### Records for processing
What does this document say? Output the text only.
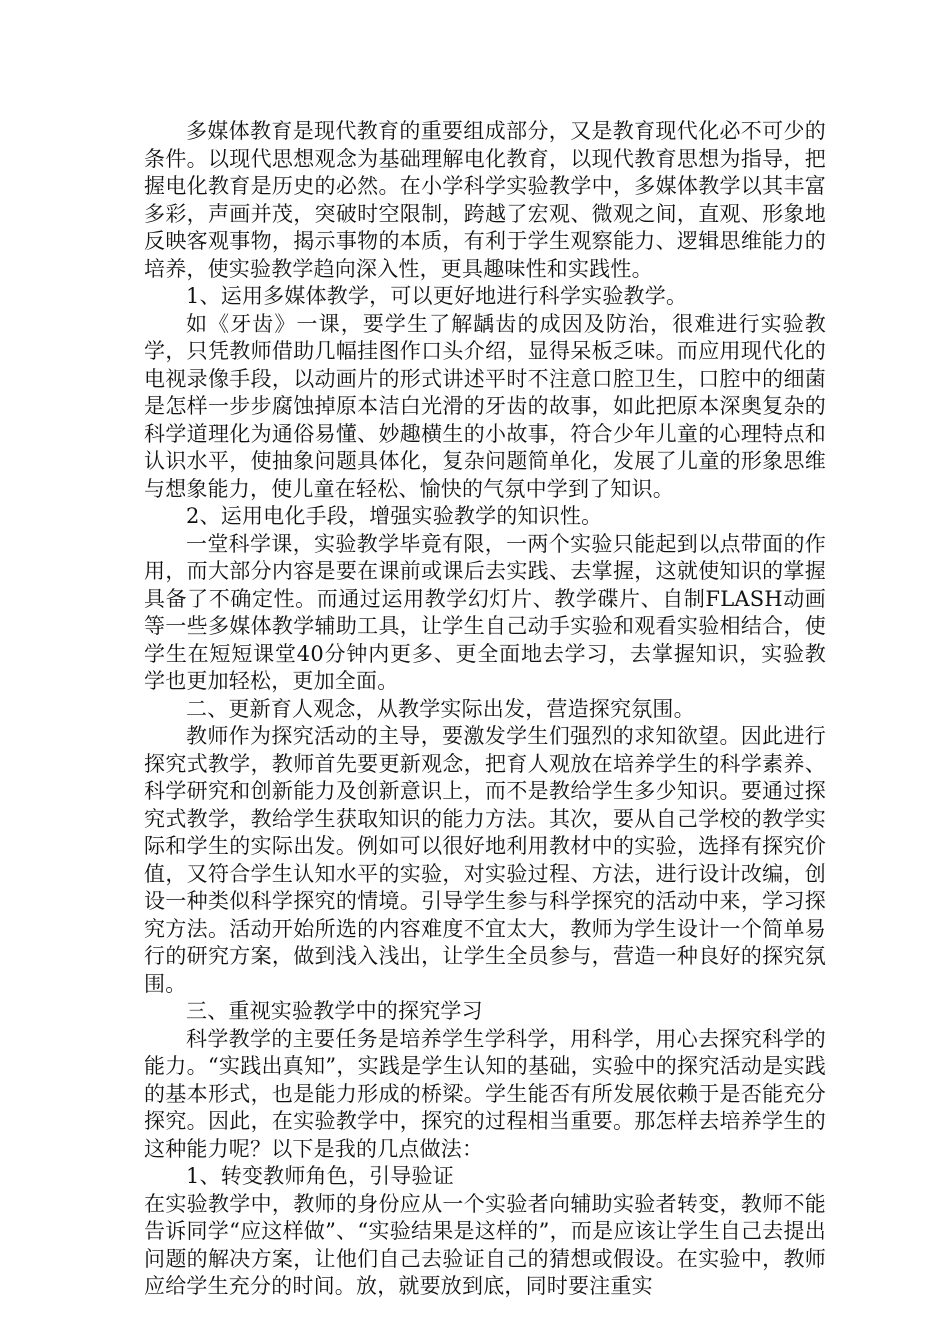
多媒体教育是现代教育的重要组成部分，又是教育现代化必不可少的条件。以现代思想观念为基础理解电化教育，以现代教育思想为指导，把握电化教育是历史的必然。在小学科学实验教学中，多媒体教学以其丰富多彩，声画并茂，突破时空限制，跨越了宏观、微观之间，直观、形象地反映客观事物，揭示事物的本质，有利于学生观察能力、逻辑思维能力的培养，使实验教学趋向深入性，更具趣味性和实践性。

1、运用多媒体教学，可以更好地进行科学实验教学。

如《牙齿》一课，要学生了解龋齿的成因及防治，很难进行实验教学，只凭教师借助几幅挂图作口头介绍，显得呆板乏味。而应用现代化的电视录像手段，以动画片的形式讲述平时不注意口腔卫生，口腔中的细菌是怎样一步步腐蚀掉原本洁白光滑的牙齿的故事，如此把原本深奥复杂的科学道理化为通俗易懂、妙趣横生的小故事，符合少年儿童的心理特点和认识水平，使抽象问题具体化，复杂问题简单化，发展了儿童的形象思维与想象能力，使儿童在轻松、愉快的气氛中学到了知识。

2、运用电化手段，增强实验教学的知识性。

一堂科学课，实验教学毕竟有限，一两个实验只能起到以点带面的作用，而大部分内容是要在课前或课后去实践、去掌握，这就使知识的掌握具备了不确定性。而通过运用教学幻灯片、教学碟片、自制FLASH动画等一些多媒体教学辅助工具，让学生自己动手实验和观看实验相结合，使学生在短短课堂40分钟内更多、更全面地去学习，去掌握知识，实验教学也更加轻松，更加全面。

二、更新育人观念，从教学实际出发，营造探究氛围。

教师作为探究活动的主导，要激发学生们强烈的求知欲望。因此进行探究式教学，教师首先要更新观念，把育人观放在培养学生的科学素养、科学研究和创新能力及创新意识上，而不是教给学生多少知识。要通过探究式教学，教给学生获取知识的能力方法。其次，要从自己学校的教学实际和学生的实际出发。例如可以很好地利用教材中的实验，选择有探究价值，又符合学生认知水平的实验，对实验过程、方法，进行设计改编，创设一种类似科学探究的情境。引导学生参与科学探究的活动中来，学习探究方法。活动开始所选的内容难度不宜太大，教师为学生设计一个简单易行的研究方案，做到浅入浅出，让学生全员参与，营造一种良好的探究氛围。

三、重视实验教学中的探究学习

科学教学的主要任务是培养学生学科学，用科学，用心去探究科学的能力。“实践出真知”，实践是学生认知的基础，实验中的探究活动是实践的基本形式，也是能力形成的桥梁。学生能否有所发展依赖于是否能充分探究。因此，在实验教学中，探究的过程相当重要。那怎样去培养学生的这种能力呢？以下是我的几点做法：

1、转变教师角色，引导验证

在实验教学中，教师的身份应从一个实验者向辅助实验者转变，教师不能告诉同学“应这样做”、“实验结果是这样的”，而是应该让学生自己去提出问题的解决方案，让他们自己去验证自己的猜想或假设。在实验中，教师应给学生充分的时间。放，就要放到底，同时要注重实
######
[Given task] From the listing, copy each line containing the word "在实验教学中".

[Expected answer]
科学教学的主要任务是培养学生学科学，用科学，用心去探究科学的能力。“实践出真知”，实践是学生认知的基础，实验中的探究活动是实践的基本形式，也是能力形成的桥梁。学生能否有所发展依赖于是否能充分探究。因此，在实验教学中，探究的过程相当重要。那怎样去培养学生的这种能力呢？以下是我的几点做法：
在实验教学中，教师的身份应从一个实验者向辅助实验者转变，教师不能告诉同学“应这样做”、“实验结果是这样的”，而是应该让学生自己去提出问题的解决方案，让他们自己去验证自己的猜想或假设。在实验中，教师应给学生充分的时间。放，就要放到底，同时要注重实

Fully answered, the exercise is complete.